- _EXERCISE_: Work through the records below and tally every line containing "ylabel". Reply with the total alone.

===

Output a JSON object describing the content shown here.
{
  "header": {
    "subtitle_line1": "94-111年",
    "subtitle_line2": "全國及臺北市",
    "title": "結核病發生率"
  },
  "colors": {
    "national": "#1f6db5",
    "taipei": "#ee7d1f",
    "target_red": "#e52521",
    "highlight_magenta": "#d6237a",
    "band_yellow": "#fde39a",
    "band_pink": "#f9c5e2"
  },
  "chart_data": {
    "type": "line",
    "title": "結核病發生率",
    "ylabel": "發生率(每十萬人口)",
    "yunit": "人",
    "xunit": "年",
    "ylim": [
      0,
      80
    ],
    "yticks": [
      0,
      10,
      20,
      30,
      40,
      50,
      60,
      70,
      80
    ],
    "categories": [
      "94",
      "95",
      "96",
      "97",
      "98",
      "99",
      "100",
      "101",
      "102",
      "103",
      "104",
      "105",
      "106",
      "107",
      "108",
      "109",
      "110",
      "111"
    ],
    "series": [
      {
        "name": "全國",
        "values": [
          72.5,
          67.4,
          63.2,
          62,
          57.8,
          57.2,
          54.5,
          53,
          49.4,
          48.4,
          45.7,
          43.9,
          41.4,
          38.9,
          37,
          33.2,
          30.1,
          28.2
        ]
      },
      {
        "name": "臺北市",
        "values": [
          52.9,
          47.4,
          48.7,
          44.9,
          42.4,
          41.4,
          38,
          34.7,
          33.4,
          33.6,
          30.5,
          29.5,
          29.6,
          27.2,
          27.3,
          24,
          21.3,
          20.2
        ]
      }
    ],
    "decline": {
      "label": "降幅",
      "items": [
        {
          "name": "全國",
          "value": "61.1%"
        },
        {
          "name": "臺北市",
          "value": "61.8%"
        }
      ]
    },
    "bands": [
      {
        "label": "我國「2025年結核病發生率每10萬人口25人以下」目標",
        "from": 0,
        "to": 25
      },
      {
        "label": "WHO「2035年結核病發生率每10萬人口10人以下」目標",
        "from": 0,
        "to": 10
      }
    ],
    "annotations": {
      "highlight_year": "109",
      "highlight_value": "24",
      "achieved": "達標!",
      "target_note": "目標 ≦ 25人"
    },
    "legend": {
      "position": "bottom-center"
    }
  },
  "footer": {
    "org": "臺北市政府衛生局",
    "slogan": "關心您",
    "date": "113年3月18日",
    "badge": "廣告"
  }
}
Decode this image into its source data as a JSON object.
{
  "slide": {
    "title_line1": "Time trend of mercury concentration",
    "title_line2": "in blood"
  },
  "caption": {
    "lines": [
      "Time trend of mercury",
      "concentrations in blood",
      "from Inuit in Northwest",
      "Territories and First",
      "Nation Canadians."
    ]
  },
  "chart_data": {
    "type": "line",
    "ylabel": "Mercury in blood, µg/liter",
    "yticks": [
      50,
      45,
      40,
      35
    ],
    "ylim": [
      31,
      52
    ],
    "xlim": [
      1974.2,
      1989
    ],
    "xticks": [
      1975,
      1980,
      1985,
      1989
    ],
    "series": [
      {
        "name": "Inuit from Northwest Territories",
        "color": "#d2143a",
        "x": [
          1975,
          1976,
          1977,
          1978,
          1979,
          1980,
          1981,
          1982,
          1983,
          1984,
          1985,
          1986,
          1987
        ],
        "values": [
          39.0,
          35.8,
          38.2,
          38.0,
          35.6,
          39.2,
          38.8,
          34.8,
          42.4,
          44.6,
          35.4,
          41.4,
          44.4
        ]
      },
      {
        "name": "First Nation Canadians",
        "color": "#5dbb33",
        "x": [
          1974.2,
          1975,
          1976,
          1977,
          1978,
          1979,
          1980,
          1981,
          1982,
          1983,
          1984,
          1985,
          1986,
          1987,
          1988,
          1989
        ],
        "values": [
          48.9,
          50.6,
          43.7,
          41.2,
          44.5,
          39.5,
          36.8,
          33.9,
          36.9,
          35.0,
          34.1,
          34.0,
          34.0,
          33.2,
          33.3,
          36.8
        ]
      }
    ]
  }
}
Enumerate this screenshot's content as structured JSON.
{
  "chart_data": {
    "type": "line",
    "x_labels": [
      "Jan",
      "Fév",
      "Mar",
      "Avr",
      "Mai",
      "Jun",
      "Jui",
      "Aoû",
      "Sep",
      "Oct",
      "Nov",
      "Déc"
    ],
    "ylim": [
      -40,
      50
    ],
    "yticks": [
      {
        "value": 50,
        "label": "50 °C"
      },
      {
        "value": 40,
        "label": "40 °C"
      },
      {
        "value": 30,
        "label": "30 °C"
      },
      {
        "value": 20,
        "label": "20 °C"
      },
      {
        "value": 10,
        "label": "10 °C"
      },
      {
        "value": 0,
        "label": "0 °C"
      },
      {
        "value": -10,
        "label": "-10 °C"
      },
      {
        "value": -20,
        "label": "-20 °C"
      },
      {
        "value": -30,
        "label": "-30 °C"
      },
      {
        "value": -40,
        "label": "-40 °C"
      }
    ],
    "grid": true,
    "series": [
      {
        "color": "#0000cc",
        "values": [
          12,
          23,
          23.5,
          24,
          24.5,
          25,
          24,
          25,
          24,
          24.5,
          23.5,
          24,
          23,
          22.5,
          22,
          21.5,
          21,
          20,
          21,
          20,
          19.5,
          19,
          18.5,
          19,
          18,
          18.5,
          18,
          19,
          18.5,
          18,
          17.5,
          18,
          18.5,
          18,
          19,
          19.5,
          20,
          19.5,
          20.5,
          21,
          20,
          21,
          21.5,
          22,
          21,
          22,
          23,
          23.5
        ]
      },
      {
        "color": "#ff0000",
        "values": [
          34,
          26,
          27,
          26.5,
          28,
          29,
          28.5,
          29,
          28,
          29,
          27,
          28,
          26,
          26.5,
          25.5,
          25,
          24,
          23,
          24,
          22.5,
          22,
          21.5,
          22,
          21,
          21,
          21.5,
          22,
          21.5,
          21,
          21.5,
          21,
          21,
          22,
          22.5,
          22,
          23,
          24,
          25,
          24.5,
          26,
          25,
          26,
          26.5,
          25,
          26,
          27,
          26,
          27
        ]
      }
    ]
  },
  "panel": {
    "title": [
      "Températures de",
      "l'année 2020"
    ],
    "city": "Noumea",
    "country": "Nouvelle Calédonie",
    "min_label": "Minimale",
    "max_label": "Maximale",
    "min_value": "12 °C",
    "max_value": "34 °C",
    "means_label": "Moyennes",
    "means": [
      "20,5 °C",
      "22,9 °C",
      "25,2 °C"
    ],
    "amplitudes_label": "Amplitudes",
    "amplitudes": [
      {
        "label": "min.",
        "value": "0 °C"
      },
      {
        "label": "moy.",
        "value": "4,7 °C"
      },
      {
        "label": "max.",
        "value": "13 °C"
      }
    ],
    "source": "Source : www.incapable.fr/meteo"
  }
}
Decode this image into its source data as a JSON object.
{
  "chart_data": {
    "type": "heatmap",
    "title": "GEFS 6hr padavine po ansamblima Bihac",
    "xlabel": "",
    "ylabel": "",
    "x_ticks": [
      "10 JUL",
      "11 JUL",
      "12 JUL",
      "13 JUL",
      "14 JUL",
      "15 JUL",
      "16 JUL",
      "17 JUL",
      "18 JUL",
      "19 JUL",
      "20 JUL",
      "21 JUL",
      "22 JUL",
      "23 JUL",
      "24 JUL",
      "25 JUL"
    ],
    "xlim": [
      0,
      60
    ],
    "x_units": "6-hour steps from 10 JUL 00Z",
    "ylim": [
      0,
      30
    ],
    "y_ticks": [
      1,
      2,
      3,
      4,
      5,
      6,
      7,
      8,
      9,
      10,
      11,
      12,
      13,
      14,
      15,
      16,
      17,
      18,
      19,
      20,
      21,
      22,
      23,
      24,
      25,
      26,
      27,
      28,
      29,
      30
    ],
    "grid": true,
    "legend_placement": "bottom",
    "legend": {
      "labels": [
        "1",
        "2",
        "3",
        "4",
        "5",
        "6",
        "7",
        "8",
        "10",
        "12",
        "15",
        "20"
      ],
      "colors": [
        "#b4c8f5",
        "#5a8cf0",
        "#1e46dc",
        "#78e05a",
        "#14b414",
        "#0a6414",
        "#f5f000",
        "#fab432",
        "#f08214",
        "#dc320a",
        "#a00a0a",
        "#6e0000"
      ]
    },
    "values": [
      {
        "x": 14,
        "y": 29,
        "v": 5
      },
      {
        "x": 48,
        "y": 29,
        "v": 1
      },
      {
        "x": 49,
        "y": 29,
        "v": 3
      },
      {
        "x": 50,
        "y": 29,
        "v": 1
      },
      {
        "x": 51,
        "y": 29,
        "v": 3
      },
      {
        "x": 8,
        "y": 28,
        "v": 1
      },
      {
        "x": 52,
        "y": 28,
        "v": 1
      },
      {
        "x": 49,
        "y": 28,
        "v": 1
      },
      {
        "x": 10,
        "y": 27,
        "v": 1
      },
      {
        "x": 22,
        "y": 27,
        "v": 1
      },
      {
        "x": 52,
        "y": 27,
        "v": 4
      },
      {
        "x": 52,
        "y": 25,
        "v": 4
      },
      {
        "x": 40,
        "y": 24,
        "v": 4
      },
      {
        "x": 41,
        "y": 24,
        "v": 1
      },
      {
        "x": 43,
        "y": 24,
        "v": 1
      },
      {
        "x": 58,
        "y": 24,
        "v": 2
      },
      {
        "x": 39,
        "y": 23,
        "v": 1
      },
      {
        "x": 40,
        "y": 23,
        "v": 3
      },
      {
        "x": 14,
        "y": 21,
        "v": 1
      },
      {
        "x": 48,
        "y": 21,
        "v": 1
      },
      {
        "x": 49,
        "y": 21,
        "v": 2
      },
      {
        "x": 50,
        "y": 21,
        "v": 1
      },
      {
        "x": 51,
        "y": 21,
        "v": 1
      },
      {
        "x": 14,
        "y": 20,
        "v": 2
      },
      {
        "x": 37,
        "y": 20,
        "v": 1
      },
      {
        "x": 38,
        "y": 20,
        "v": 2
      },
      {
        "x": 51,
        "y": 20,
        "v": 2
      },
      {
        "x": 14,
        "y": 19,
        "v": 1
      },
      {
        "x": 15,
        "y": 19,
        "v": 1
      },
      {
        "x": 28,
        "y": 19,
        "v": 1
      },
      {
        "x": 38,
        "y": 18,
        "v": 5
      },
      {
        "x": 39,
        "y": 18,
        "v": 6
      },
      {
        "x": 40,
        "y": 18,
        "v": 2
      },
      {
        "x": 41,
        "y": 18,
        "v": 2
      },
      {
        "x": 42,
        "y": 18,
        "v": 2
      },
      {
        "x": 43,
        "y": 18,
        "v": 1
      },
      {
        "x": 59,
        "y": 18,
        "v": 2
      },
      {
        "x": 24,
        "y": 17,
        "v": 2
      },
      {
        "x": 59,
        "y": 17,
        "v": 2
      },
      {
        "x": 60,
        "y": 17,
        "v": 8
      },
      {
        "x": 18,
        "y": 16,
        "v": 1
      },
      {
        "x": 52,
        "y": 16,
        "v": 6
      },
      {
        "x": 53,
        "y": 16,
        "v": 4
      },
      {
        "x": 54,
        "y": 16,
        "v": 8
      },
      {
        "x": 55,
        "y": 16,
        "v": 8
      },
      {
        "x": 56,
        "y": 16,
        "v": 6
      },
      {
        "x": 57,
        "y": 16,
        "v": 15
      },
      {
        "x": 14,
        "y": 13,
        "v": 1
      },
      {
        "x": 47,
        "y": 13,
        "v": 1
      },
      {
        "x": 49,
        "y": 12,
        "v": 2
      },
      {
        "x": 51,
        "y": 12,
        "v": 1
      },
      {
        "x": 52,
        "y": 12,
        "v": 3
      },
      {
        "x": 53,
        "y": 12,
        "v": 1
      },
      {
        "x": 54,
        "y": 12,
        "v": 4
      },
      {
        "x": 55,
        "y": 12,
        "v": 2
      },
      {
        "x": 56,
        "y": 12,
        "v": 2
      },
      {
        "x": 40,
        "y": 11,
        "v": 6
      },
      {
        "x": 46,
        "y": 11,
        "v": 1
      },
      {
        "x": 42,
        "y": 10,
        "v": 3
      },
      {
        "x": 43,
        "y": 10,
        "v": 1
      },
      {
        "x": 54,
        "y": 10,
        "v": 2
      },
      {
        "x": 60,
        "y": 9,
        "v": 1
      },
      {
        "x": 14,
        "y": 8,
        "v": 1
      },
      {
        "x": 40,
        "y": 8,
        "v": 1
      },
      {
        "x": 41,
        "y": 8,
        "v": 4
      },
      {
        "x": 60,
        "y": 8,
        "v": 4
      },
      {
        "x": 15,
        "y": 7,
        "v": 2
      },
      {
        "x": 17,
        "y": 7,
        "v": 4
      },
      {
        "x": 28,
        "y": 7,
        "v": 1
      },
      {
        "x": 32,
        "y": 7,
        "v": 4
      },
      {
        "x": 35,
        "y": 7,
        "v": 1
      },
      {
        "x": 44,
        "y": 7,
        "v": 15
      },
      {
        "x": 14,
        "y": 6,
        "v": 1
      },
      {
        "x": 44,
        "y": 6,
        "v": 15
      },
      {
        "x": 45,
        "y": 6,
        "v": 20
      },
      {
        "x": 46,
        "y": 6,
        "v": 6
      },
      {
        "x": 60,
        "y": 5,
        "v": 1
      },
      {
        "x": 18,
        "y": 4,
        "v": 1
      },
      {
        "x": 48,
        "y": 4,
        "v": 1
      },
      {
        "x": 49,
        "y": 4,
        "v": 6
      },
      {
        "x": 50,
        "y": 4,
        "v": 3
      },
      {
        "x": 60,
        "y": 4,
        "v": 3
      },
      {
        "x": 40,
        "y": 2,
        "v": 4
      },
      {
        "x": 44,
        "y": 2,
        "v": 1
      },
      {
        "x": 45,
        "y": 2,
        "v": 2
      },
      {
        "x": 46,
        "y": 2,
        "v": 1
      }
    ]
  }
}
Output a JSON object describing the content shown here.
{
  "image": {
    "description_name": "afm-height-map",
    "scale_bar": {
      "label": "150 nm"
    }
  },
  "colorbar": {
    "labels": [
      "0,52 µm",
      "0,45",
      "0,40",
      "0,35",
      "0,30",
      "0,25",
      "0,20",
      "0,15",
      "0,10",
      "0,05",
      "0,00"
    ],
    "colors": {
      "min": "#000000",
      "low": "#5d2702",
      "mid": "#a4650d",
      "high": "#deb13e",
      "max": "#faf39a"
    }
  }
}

===

- _COMPLETED EXERCISE_: 3